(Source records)
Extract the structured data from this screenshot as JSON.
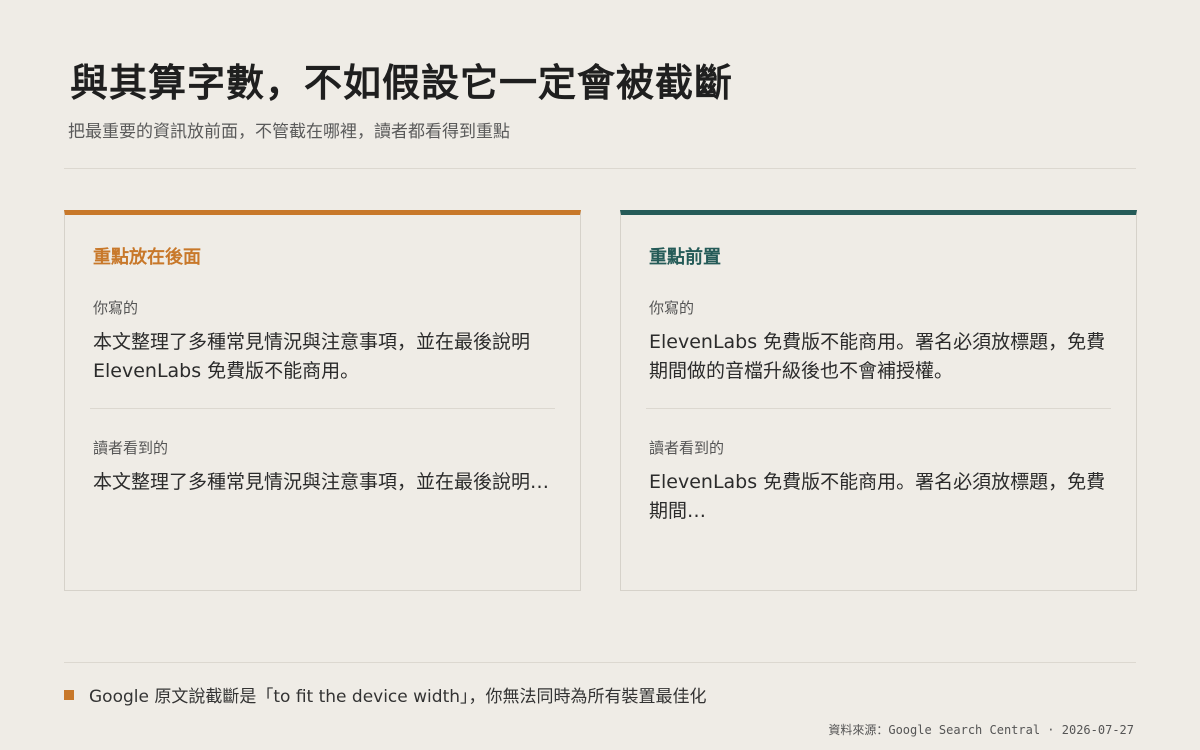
{
  "header": {
    "title": "與其算字數，不如假設它一定會被截斷",
    "subtitle": "把最重要的資訊放前面，不管截在哪裡，讀者都看得到重點"
  },
  "cards": [
    {
      "heading": "重點放在後面",
      "accent_color": "#c8782a",
      "written_label": "你寫的",
      "written_text": "本文整理了多種常見情況與注意事項，並在最後說明 ElevenLabs 免費版不能商用。",
      "seen_label": "讀者看到的",
      "seen_text": "本文整理了多種常見情況與注意事項，並在最後說明…"
    },
    {
      "heading": "重點前置",
      "accent_color": "#255b58",
      "written_label": "你寫的",
      "written_text": "ElevenLabs 免費版不能商用。署名必須放標題，免費期間做的音檔升級後也不會補授權。",
      "seen_label": "讀者看到的",
      "seen_text": "ElevenLabs 免費版不能商用。署名必須放標題，免費期間…"
    }
  ],
  "footnote": {
    "text": "Google 原文說截斷是「to fit the device width」，你無法同時為所有裝置最佳化"
  },
  "source": "資料來源：Google Search Central · 2026-07-27"
}
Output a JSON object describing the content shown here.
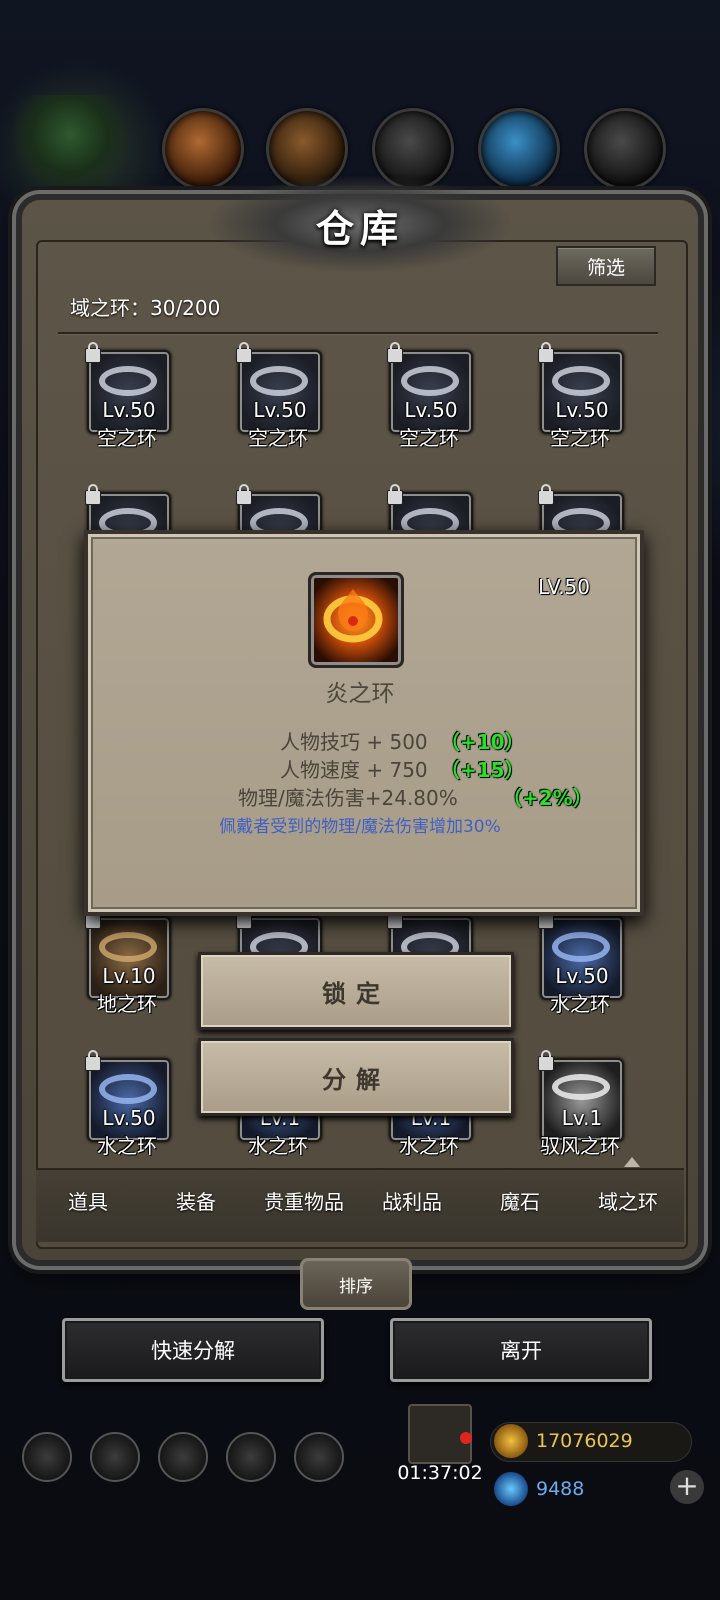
{
  "window": {
    "title": "仓库",
    "filter_label": "筛选"
  },
  "inventory": {
    "category_label": "域之环：30/200",
    "rows": [
      [
        {
          "lv": "Lv.50",
          "name": "空之环",
          "kind": "sky"
        },
        {
          "lv": "Lv.50",
          "name": "空之环",
          "kind": "sky"
        },
        {
          "lv": "Lv.50",
          "name": "空之环",
          "kind": "sky"
        },
        {
          "lv": "Lv.50",
          "name": "空之环",
          "kind": "sky"
        }
      ],
      [
        {
          "lv": "",
          "name": "",
          "kind": "sky"
        },
        {
          "lv": "",
          "name": "",
          "kind": "sky"
        },
        {
          "lv": "",
          "name": "",
          "kind": "sky"
        },
        {
          "lv": "",
          "name": "",
          "kind": "sky"
        }
      ],
      [
        {
          "lv": "Lv.10",
          "name": "地之环",
          "kind": "earth"
        },
        {
          "lv": "",
          "name": "",
          "kind": "sky"
        },
        {
          "lv": "",
          "name": "",
          "kind": "sky"
        },
        {
          "lv": "Lv.50",
          "name": "水之环",
          "kind": "water"
        }
      ],
      [
        {
          "lv": "Lv.50",
          "name": "水之环",
          "kind": "water"
        },
        {
          "lv": "Lv.1",
          "name": "水之环",
          "kind": "water"
        },
        {
          "lv": "Lv.1",
          "name": "水之环",
          "kind": "water"
        },
        {
          "lv": "Lv.1",
          "name": "驭风之环",
          "kind": "wind"
        }
      ]
    ]
  },
  "tooltip": {
    "level": "LV.50",
    "name": "炎之环",
    "stats": [
      {
        "label": "人物技巧 + 500",
        "bonus": "（+10）"
      },
      {
        "label": "人物速度 + 750",
        "bonus": "（+15）"
      },
      {
        "label": "物理/魔法伤害+24.80%",
        "bonus": "（+2%）"
      }
    ],
    "description": "佩戴者受到的物理/魔法伤害增加30%",
    "icon": "fire-ring-icon"
  },
  "actions": {
    "lock": "锁定",
    "decompose": "分解"
  },
  "tabs": [
    "道具",
    "装备",
    "贵重物品",
    "战利品",
    "魔石",
    "域之环"
  ],
  "sort_label": "排序",
  "buttons": {
    "quick_decompose": "快速分解",
    "leave": "离开"
  },
  "hud": {
    "timer": "01:37:02",
    "gold": "17076029",
    "gems": "9488",
    "plus": "+"
  },
  "colors": {
    "bonus_green": "#27e027",
    "desc_blue": "#3f5fc4",
    "panel_brown": "#5b5447"
  }
}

■ Given instruction ■
Only the number should be given: how many lines of the data contain the word "JSON"?

■ Response to the exercise ■
2